Data records:

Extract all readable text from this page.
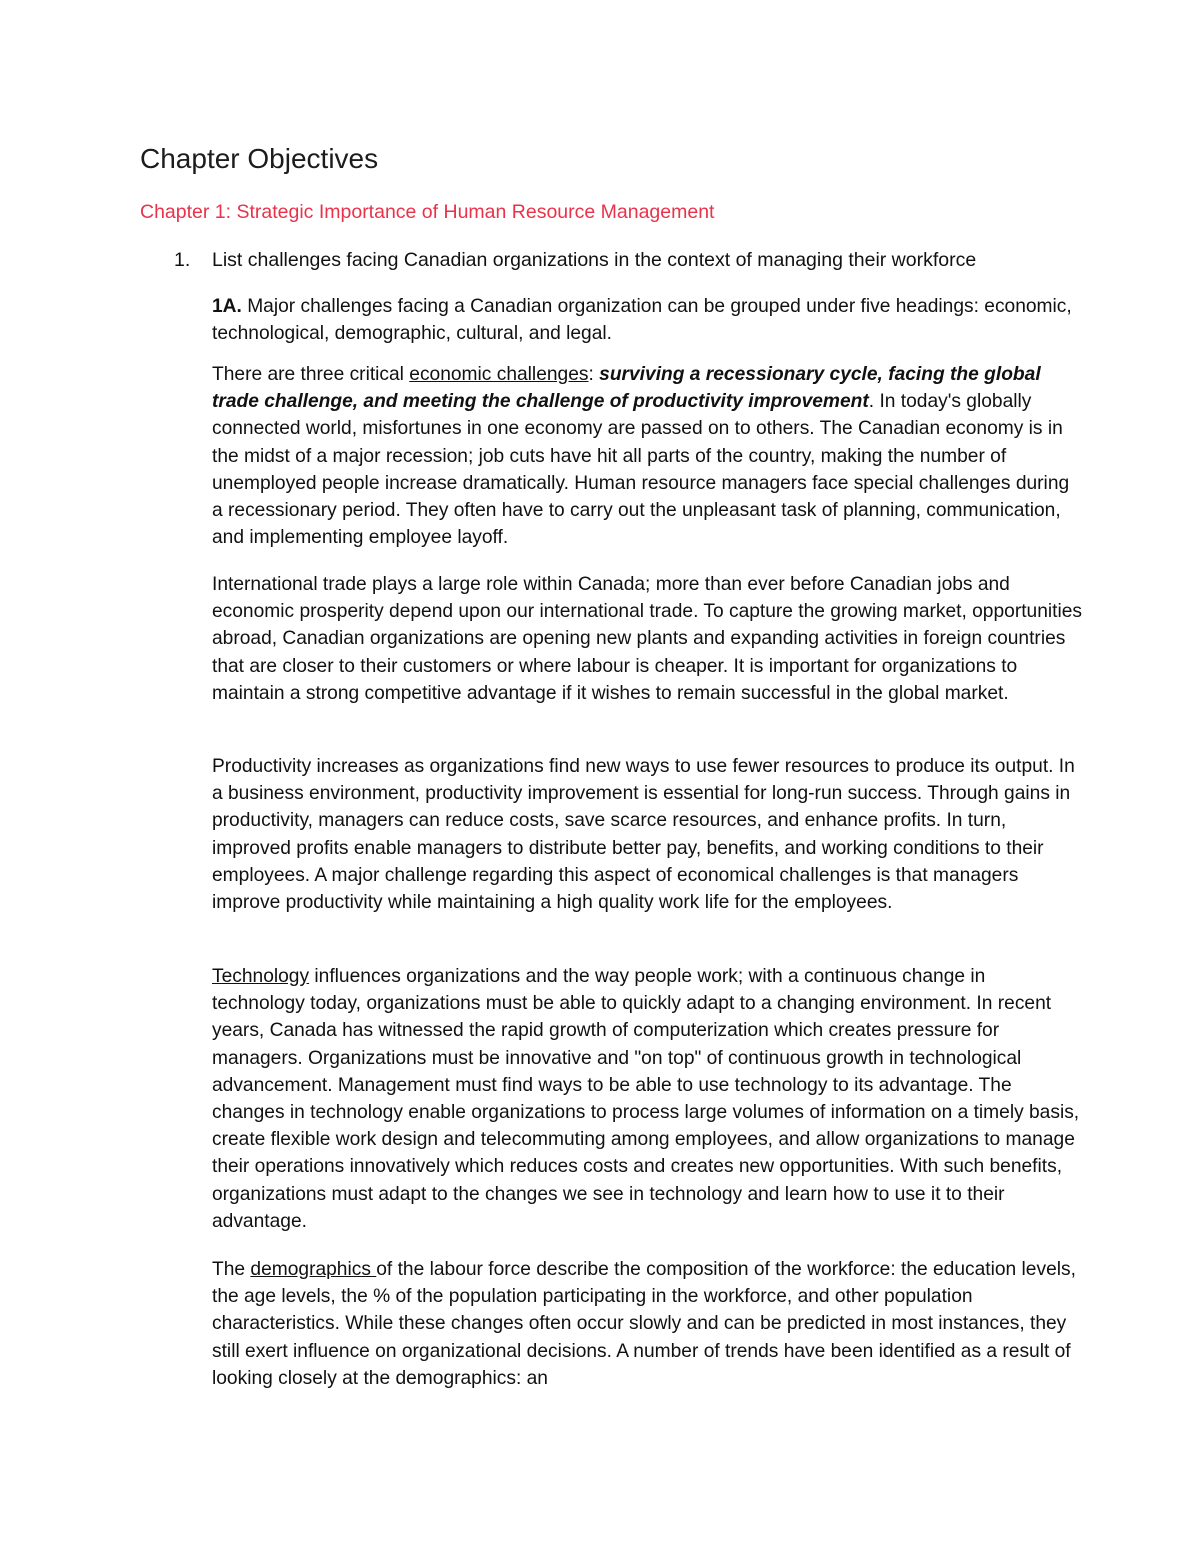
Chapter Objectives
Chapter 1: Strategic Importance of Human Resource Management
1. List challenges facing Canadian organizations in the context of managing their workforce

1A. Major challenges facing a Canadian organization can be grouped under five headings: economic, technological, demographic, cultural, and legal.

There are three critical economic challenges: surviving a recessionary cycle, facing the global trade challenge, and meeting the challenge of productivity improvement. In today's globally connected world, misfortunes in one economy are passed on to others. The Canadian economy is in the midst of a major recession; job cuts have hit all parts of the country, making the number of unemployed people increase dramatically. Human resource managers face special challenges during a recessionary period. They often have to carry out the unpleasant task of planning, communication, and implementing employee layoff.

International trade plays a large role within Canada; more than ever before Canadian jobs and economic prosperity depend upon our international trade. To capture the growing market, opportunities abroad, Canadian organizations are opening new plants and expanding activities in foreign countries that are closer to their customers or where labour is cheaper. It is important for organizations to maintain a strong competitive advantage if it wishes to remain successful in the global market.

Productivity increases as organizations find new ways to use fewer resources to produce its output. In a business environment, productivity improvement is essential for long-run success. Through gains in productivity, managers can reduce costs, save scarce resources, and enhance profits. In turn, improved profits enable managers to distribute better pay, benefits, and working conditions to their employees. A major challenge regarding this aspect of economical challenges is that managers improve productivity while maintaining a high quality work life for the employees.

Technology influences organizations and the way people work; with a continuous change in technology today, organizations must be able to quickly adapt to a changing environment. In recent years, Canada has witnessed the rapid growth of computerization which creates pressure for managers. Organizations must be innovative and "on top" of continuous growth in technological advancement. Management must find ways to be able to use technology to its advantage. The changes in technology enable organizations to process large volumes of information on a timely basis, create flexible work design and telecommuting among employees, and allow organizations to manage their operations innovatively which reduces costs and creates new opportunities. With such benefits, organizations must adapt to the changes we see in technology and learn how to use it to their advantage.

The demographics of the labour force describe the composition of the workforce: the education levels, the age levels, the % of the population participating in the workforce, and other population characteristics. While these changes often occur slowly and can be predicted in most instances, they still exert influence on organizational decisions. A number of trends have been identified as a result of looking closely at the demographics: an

**Written exercise:**
Transcribe every entry word for word, but skip the pictures.

**Correct output:**
Extract all readable text from this page.
Chapter Objectives
Chapter 1: Strategic Importance of Human Resource Management
1. List challenges facing Canadian organizations in the context of managing their workforce

1A. Major challenges facing a Canadian organization can be grouped under five headings: economic, technological, demographic, cultural, and legal.

There are three critical economic challenges: surviving a recessionary cycle, facing the global trade challenge, and meeting the challenge of productivity improvement. In today's globally connected world, misfortunes in one economy are passed on to others. The Canadian economy is in the midst of a major recession; job cuts have hit all parts of the country, making the number of unemployed people increase dramatically. Human resource managers face special challenges during a recessionary period. They often have to carry out the unpleasant task of planning, communication, and implementing employee layoff.

International trade plays a large role within Canada; more than ever before Canadian jobs and economic prosperity depend upon our international trade. To capture the growing market, opportunities abroad, Canadian organizations are opening new plants and expanding activities in foreign countries that are closer to their customers or where labour is cheaper. It is important for organizations to maintain a strong competitive advantage if it wishes to remain successful in the global market.

Productivity increases as organizations find new ways to use fewer resources to produce its output. In a business environment, productivity improvement is essential for long-run success. Through gains in productivity, managers can reduce costs, save scarce resources, and enhance profits. In turn, improved profits enable managers to distribute better pay, benefits, and working conditions to their employees. A major challenge regarding this aspect of economical challenges is that managers improve productivity while maintaining a high quality work life for the employees.

Technology influences organizations and the way people work; with a continuous change in technology today, organizations must be able to quickly adapt to a changing environment. In recent years, Canada has witnessed the rapid growth of computerization which creates pressure for managers. Organizations must be innovative and "on top" of continuous growth in technological advancement. Management must find ways to be able to use technology to its advantage. The changes in technology enable organizations to process large volumes of information on a timely basis, create flexible work design and telecommuting among employees, and allow organizations to manage their operations innovatively which reduces costs and creates new opportunities. With such benefits, organizations must adapt to the changes we see in technology and learn how to use it to their advantage.

The demographics of the labour force describe the composition of the workforce: the education levels, the age levels, the % of the population participating in the workforce, and other population characteristics. While these changes often occur slowly and can be predicted in most instances, they still exert influence on organizational decisions. A number of trends have been identified as a result of looking closely at the demographics: an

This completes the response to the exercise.